Continue the abstract on continuous versus cyclic hormonal contraceptives for dysmenorrhea from where it stops.
STUDY TEXT: Begin
Continuous vs. cyclic combined hormonal contraceptives for treatment of dysmenorrhea: a systematic review

Contracept X. 2019 Jan 24:1:100002. doi: 10.1016/j.conx.2019.100002. eCollection 2019.


Objective: This systematic review aims to evaluate the benefits of oral continuous combined hormonal contraceptives (CHCs) in managing dysmenorrhea by comparing randomized controlled trials (RCTs) evaluating the efficacy of continuous vs. cyclic CHC use for the following outcomes: (a) reducing dysmenorrhea duration and frequency, (b) severity, (c) recurrence and (d) interference with daily activity.

Study design: Cochrane, PUBMED and Popline databases were searched from 1934 to 2018 for all relevant studies evaluating CHC for treatment of dysmenorrhea. A study was selected if it (a) compared continuous regimen vs. cyclic regimen of oral CHC, (b) measured dysmenorrhea as a primary or secondary outcome, (c) was an RCT and (d) was published in English. Due to differences in CHC used and outcome measurement, a systematic analysis of individual study results and a limited meta-analysis were conducted.
STUDY TEXT: End
EXTRACTED DATA: Begin
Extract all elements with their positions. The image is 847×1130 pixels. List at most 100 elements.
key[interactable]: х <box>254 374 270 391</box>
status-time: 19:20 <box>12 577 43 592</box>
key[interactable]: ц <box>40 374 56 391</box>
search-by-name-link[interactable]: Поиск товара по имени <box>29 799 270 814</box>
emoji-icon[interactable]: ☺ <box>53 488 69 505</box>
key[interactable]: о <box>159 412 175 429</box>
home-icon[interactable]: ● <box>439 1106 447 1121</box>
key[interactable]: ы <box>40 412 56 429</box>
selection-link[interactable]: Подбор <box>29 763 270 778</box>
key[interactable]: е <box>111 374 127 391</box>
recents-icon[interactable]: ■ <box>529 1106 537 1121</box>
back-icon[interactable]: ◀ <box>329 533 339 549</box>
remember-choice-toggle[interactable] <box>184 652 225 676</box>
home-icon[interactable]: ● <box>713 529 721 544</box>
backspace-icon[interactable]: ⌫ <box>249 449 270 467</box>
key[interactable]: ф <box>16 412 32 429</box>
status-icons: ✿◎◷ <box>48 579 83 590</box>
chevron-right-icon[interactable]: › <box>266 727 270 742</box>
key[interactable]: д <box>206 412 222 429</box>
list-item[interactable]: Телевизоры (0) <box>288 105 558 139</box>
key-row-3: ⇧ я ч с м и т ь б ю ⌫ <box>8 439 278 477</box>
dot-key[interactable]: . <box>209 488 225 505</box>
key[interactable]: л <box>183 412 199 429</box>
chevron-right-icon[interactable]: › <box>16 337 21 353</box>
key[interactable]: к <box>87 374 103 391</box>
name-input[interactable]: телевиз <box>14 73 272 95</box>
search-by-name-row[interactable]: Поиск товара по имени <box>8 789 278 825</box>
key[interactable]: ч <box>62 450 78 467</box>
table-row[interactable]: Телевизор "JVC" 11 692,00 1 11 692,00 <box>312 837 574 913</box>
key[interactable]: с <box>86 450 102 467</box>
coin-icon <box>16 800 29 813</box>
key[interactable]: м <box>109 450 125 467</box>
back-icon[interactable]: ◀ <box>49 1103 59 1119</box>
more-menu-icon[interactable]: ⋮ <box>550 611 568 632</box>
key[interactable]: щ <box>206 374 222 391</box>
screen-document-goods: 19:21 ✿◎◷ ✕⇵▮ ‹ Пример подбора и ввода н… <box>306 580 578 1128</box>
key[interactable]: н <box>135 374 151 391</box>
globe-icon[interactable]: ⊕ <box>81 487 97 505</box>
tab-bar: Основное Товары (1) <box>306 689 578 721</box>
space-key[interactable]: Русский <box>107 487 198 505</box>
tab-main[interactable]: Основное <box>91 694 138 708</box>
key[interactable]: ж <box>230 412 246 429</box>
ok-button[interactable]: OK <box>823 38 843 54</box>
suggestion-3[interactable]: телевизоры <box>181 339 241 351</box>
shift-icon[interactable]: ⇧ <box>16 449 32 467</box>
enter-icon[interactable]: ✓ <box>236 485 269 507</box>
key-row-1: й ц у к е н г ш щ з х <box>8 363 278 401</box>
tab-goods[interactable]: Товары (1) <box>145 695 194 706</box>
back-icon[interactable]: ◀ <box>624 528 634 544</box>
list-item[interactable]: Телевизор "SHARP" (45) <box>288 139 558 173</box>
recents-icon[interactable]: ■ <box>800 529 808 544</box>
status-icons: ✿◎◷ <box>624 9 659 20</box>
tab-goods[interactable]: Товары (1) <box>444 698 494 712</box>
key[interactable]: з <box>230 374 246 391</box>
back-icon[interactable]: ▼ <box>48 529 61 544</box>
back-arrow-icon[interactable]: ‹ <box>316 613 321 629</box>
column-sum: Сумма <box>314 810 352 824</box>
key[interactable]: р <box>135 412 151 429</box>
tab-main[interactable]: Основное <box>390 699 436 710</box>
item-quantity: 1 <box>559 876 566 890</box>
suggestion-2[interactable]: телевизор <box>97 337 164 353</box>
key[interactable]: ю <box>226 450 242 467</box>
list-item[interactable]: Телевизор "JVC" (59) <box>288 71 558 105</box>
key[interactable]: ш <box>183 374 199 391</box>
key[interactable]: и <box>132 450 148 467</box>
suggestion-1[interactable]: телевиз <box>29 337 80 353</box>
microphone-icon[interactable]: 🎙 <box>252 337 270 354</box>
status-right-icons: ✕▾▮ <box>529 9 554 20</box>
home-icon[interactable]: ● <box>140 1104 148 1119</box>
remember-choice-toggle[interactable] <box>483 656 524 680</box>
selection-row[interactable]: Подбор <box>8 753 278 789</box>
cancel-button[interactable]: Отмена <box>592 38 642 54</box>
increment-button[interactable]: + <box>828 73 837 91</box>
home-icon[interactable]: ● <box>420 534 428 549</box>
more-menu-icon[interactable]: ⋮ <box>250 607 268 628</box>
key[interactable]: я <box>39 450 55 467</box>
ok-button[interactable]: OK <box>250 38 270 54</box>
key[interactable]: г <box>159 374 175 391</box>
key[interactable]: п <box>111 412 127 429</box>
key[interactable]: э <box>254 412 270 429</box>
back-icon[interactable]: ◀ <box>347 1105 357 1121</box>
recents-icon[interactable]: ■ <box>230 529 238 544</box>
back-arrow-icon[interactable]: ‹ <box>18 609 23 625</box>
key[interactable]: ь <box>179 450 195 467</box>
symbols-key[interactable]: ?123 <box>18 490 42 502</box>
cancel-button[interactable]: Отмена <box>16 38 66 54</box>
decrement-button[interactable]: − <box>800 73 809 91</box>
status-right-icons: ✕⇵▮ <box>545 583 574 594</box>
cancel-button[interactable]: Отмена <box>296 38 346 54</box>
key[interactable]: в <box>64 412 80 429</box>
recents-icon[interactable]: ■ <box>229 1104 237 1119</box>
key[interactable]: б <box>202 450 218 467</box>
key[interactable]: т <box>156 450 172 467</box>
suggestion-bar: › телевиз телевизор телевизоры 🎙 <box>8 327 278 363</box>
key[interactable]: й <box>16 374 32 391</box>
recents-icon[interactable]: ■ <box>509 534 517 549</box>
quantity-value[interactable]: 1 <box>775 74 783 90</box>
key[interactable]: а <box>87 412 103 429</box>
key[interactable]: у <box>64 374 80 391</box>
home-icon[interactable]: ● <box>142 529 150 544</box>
EXTRACTED DATA: End
▶ RESULT BELOW:
Results: Of 780 studies that were screened by title and abstract, 8 were included in the final analysis; 6 evaluated cyclic vs. continuous CHC, and 2 evaluated cyclic vs. extended/flexible CHC use. Quality of evidence was low for all outcome measures. Overall, compared to cyclic use, flexible/extended CHC resulted in 4 fewer days of dysmenorrhea. Studies revealed conflicting results for interference with daily activity, pain severity and pain recurrence. Side effects were few in both comparison groups.

Conclusions: Continuous or extended/flexible CHC use may reduce dysmenorrhea duration compared to cyclic regimen; however, more rigorous research is needed.

Implications: This systematic review shows that continuous CHC use may reduce dysmenorrhea duration compared to cyclic regimen, although the quality of evidence is low. Future double-blinded RCTs with more rigorous study design, consistent outcome measures and comprehensive outcome reporting are needed.

Keywords: Dysmenorrhea; Hormonal contraceptives; Oral contraceptives; Treatment.